Dataset records:
-- Begin --
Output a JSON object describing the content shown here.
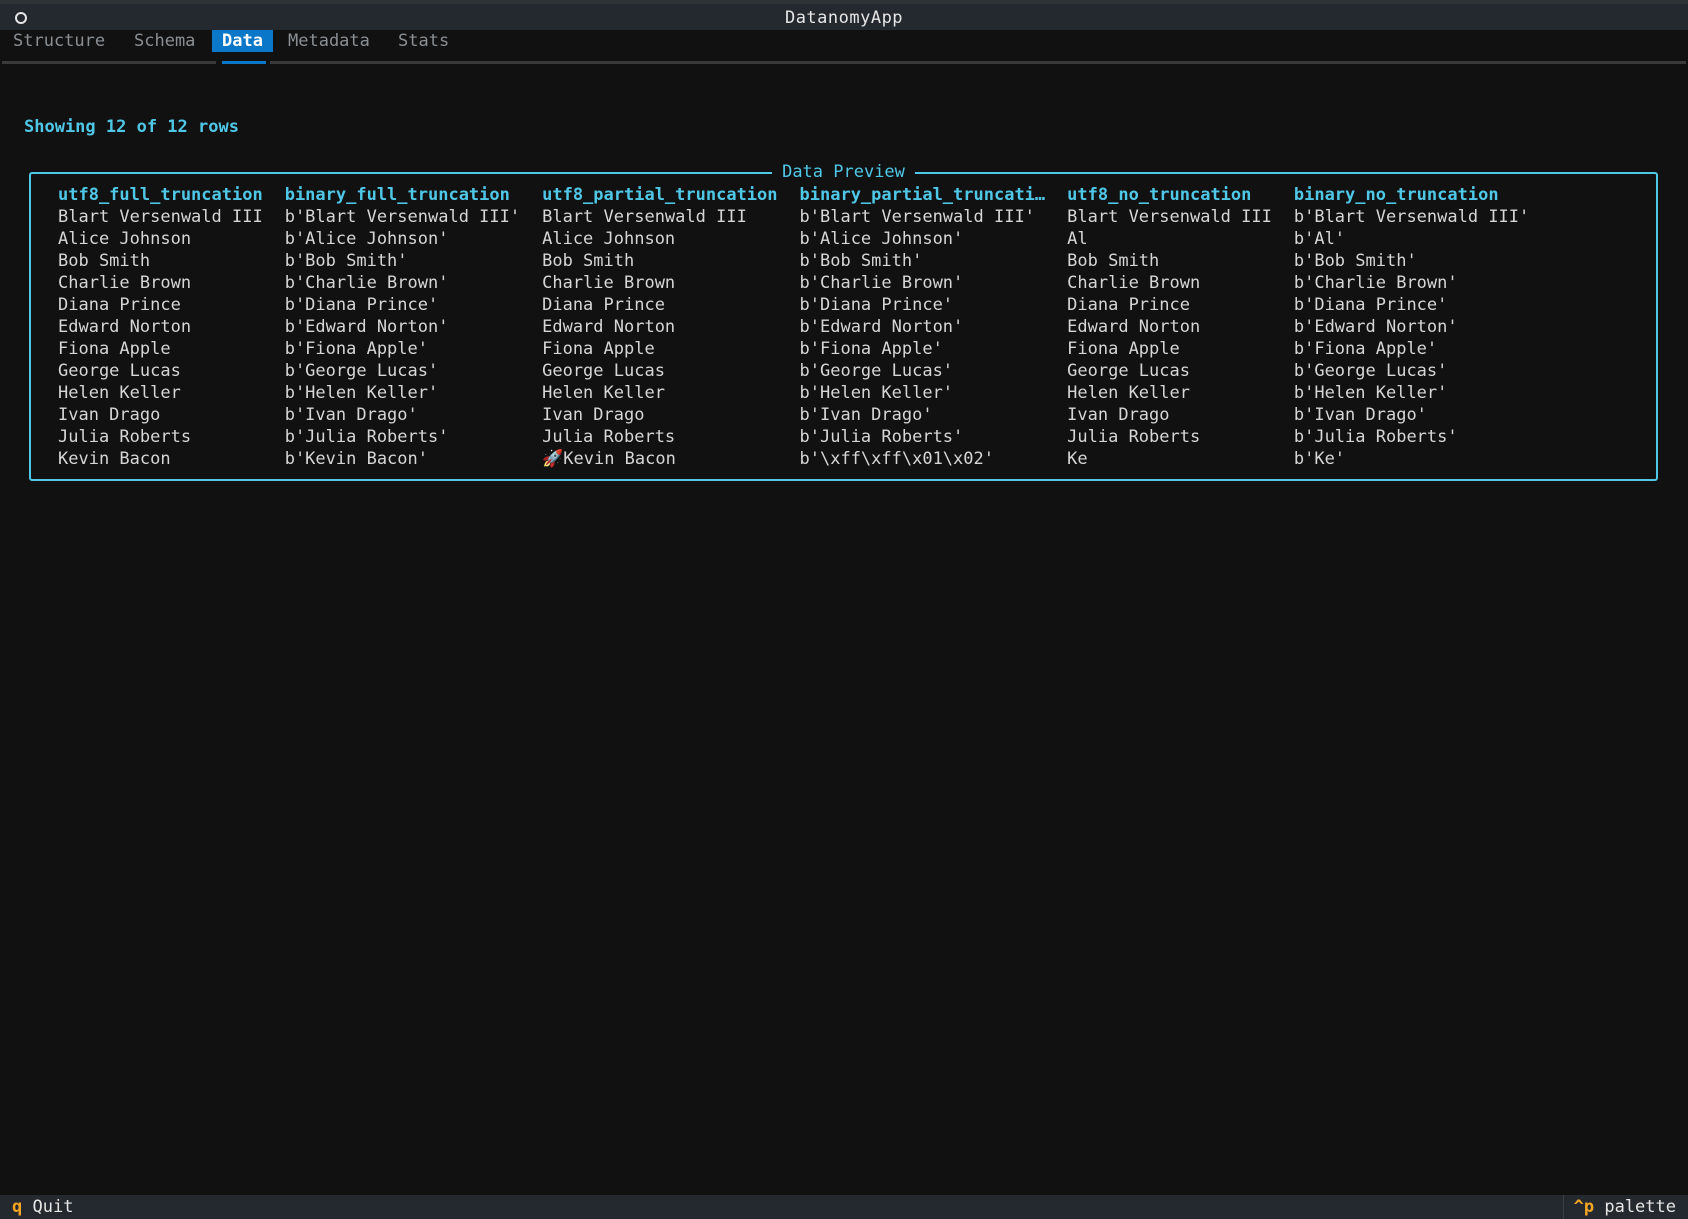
{
  "window": {
    "title": "DatanomyApp"
  },
  "tabs": [
    {
      "label": "Structure",
      "active": false
    },
    {
      "label": "Schema",
      "active": false
    },
    {
      "label": "Data",
      "active": true
    },
    {
      "label": "Metadata",
      "active": false
    },
    {
      "label": "Stats",
      "active": false
    }
  ],
  "info": {
    "rows_text": "Showing 12 of 12 rows"
  },
  "preview": {
    "title": "Data Preview",
    "columns": [
      "utf8_full_truncation",
      "binary_full_truncation",
      "utf8_partial_truncation",
      "binary_partial_truncati…",
      "utf8_no_truncation",
      "binary_no_truncation"
    ],
    "rows": [
      [
        "Blart Versenwald III",
        "b'Blart Versenwald III'",
        "Blart Versenwald III",
        "b'Blart Versenwald III'",
        "Blart Versenwald III",
        "b'Blart Versenwald III'"
      ],
      [
        "Alice Johnson",
        "b'Alice Johnson'",
        "Alice Johnson",
        "b'Alice Johnson'",
        "Al",
        "b'Al'"
      ],
      [
        "Bob Smith",
        "b'Bob Smith'",
        "Bob Smith",
        "b'Bob Smith'",
        "Bob Smith",
        "b'Bob Smith'"
      ],
      [
        "Charlie Brown",
        "b'Charlie Brown'",
        "Charlie Brown",
        "b'Charlie Brown'",
        "Charlie Brown",
        "b'Charlie Brown'"
      ],
      [
        "Diana Prince",
        "b'Diana Prince'",
        "Diana Prince",
        "b'Diana Prince'",
        "Diana Prince",
        "b'Diana Prince'"
      ],
      [
        "Edward Norton",
        "b'Edward Norton'",
        "Edward Norton",
        "b'Edward Norton'",
        "Edward Norton",
        "b'Edward Norton'"
      ],
      [
        "Fiona Apple",
        "b'Fiona Apple'",
        "Fiona Apple",
        "b'Fiona Apple'",
        "Fiona Apple",
        "b'Fiona Apple'"
      ],
      [
        "George Lucas",
        "b'George Lucas'",
        "George Lucas",
        "b'George Lucas'",
        "George Lucas",
        "b'George Lucas'"
      ],
      [
        "Helen Keller",
        "b'Helen Keller'",
        "Helen Keller",
        "b'Helen Keller'",
        "Helen Keller",
        "b'Helen Keller'"
      ],
      [
        "Ivan Drago",
        "b'Ivan Drago'",
        "Ivan Drago",
        "b'Ivan Drago'",
        "Ivan Drago",
        "b'Ivan Drago'"
      ],
      [
        "Julia Roberts",
        "b'Julia Roberts'",
        "Julia Roberts",
        "b'Julia Roberts'",
        "Julia Roberts",
        "b'Julia Roberts'"
      ],
      [
        "Kevin Bacon",
        "b'Kevin Bacon'",
        "🚀Kevin Bacon",
        "b'\\xff\\xff\\x01\\x02'",
        "Ke",
        "b'Ke'"
      ]
    ]
  },
  "footer": {
    "quit_key": "q",
    "quit_label": "Quit",
    "palette_key": "^p",
    "palette_label": "palette"
  },
  "colors": {
    "accent": "#4fc8e8",
    "active_tab": "#0a77c9",
    "key_highlight": "#f5a623",
    "background": "#111111"
  }
}
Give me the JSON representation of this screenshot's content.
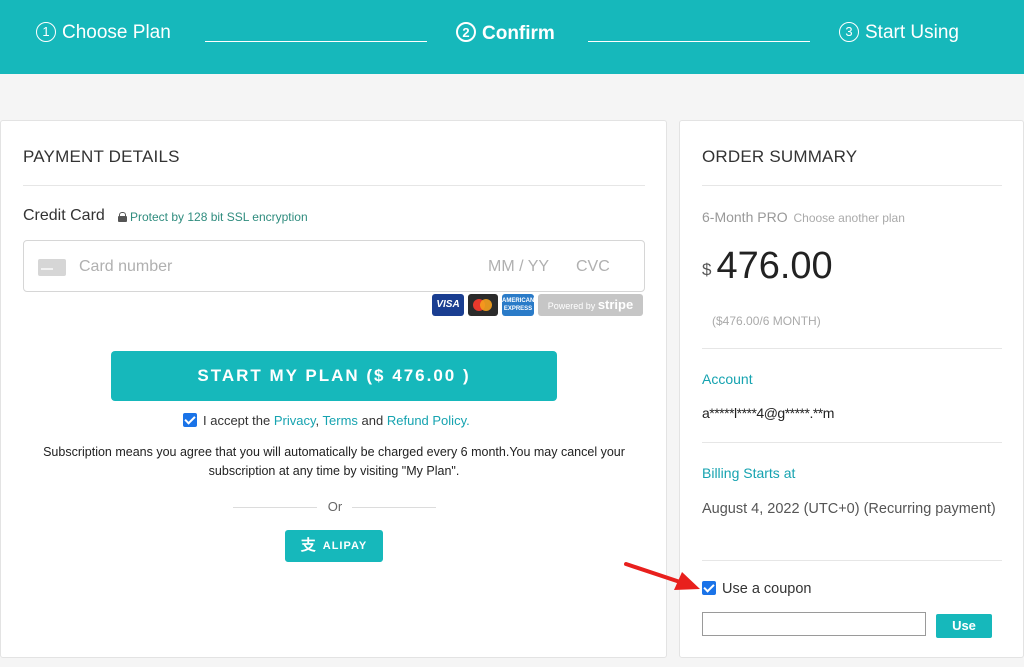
{
  "steps": [
    {
      "num": "1",
      "label": "Choose Plan"
    },
    {
      "num": "2",
      "label": "Confirm"
    },
    {
      "num": "3",
      "label": "Start Using"
    }
  ],
  "payment": {
    "title": "PAYMENT DETAILS",
    "credit_card_label": "Credit Card",
    "ssl_text": "Protect by 128 bit SSL encryption",
    "card_number_placeholder": "Card number",
    "expiry_placeholder": "MM / YY",
    "cvc_placeholder": "CVC",
    "brands": {
      "visa": "VISA",
      "amex": "AMERICAN EXPRESS",
      "stripe_prefix": "Powered by",
      "stripe_name": "stripe"
    },
    "start_button": "START MY PLAN ($ 476.00 )",
    "accept": {
      "checked": true,
      "prefix": "I accept the",
      "privacy": "Privacy",
      "comma": ",",
      "terms": "Terms",
      "and": "and",
      "refund": "Refund Policy",
      "period": "."
    },
    "subscription_note": "Subscription means you agree that you will automatically be charged every 6 month.You may cancel your subscription at any time by visiting \"My Plan\".",
    "or_text": "Or",
    "alipay_glyph": "支",
    "alipay_label": "ALIPAY"
  },
  "order": {
    "title": "ORDER SUMMARY",
    "plan_name": "6-Month PRO",
    "choose_another": "Choose another plan",
    "currency": "$",
    "amount": "476.00",
    "per_period": "($476.00/6 MONTH)",
    "account_label": "Account",
    "account_value": "a*****l****4@g*****.**m",
    "billing_label": "Billing Starts at",
    "billing_value": "August 4, 2022 (UTC+0) (Recurring payment)",
    "coupon_label": "Use a coupon",
    "coupon_checked": true,
    "coupon_value": "",
    "use_button": "Use"
  },
  "colors": {
    "accent": "#16b8bb",
    "link": "#16a3b0",
    "annotation_arrow": "#e8201d"
  }
}
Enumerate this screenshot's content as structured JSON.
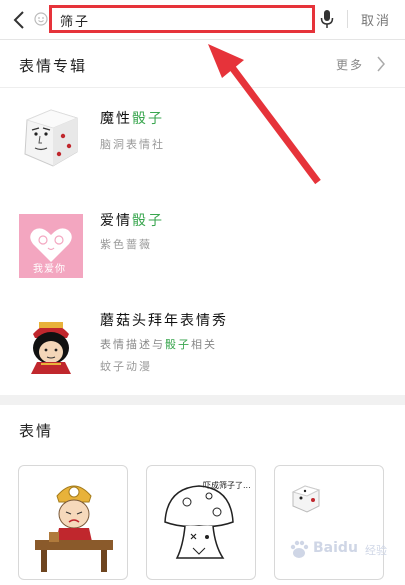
{
  "search": {
    "query": "筛子",
    "cancel_label": "取消"
  },
  "albums_section": {
    "title": "表情专辑",
    "more_label": "更多"
  },
  "albums": [
    {
      "name_prefix": "魔性",
      "name_highlight": "骰子",
      "subtitle": "脑洞表情社"
    },
    {
      "name_prefix": "爱情",
      "name_highlight": "骰子",
      "subtitle": "紫色蔷薇",
      "thumb_text": "我爱你"
    },
    {
      "name": "蘑菇头拜年表情秀",
      "desc_prefix": "表情描述与",
      "desc_highlight": "骰子",
      "desc_suffix": "相关",
      "subtitle": "蚊子动漫"
    }
  ],
  "stickers_section": {
    "title": "表情"
  },
  "stickers": [
    {
      "icon": "cartoon-character-desk"
    },
    {
      "icon": "mushroom-doodle",
      "caption": "吓成筛子了..."
    },
    {
      "icon": "dice"
    }
  ],
  "watermark": {
    "brand": "Baidu",
    "suffix": "经验"
  },
  "colors": {
    "highlight": "#3aa64f",
    "annotation_red": "#e6333a",
    "thumb_pink": "#f3a6c0"
  }
}
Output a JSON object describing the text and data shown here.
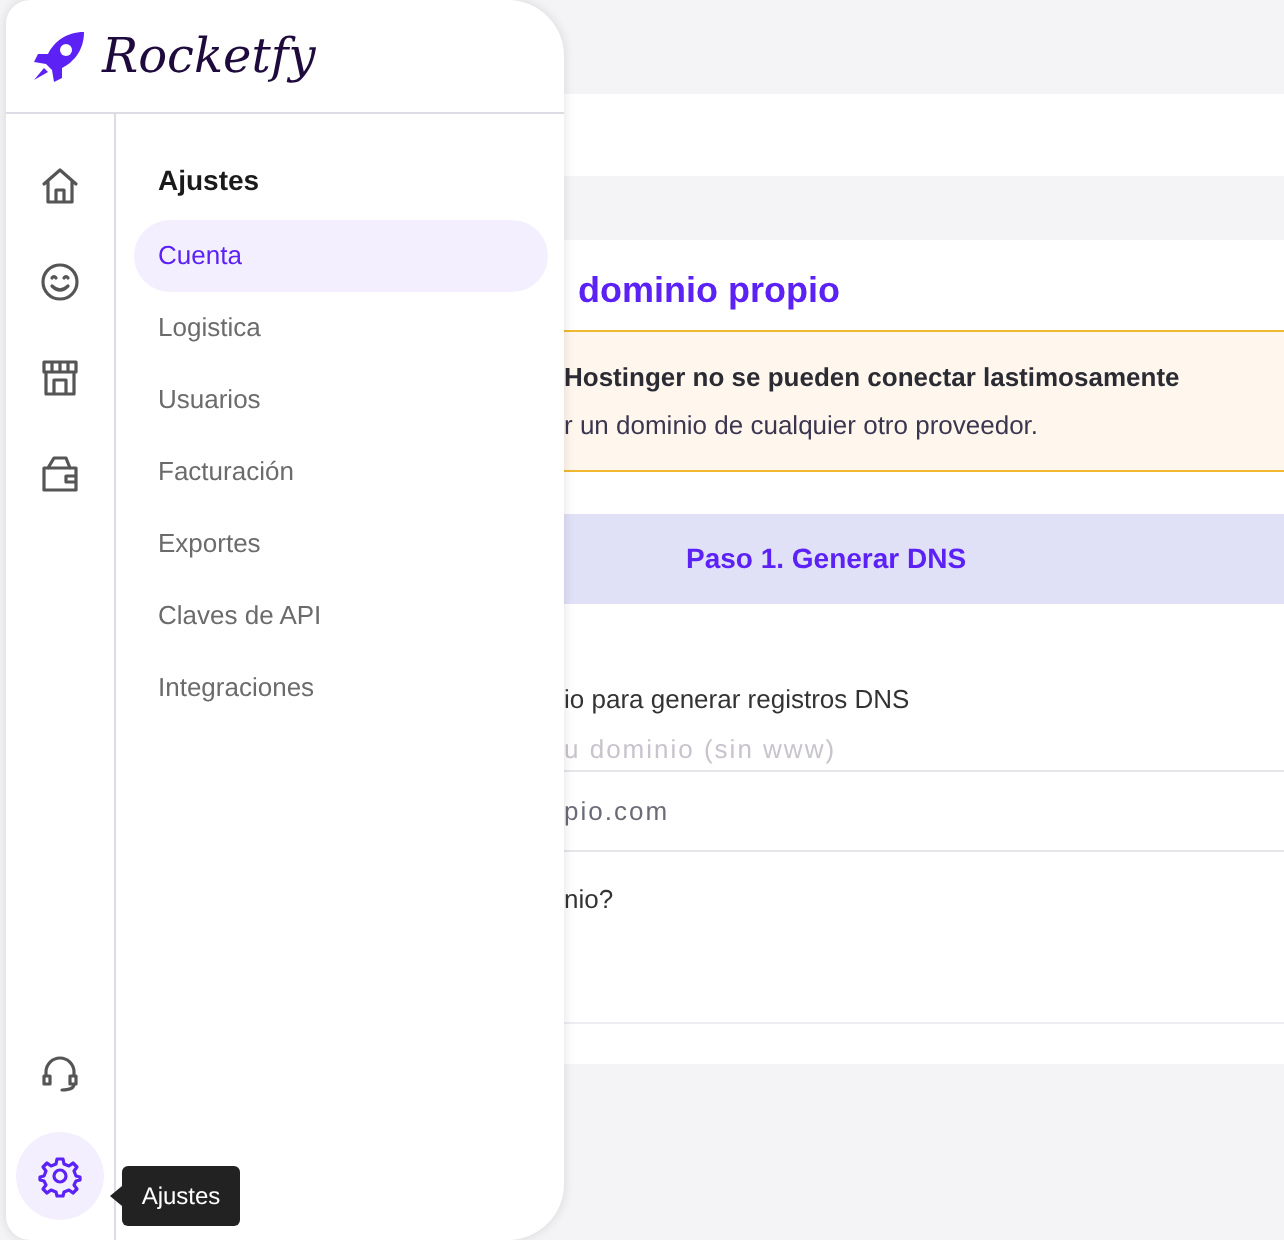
-- End --
Task prompt: Copy each line of the listing that holds the word "JSON".

Task answer:
Output a JSON object describing the content shown here.
Give me the JSON representation of this screenshot's content.
Enumerate this screenshot's content as structured JSON.
Output a JSON object describing the text and data shown here.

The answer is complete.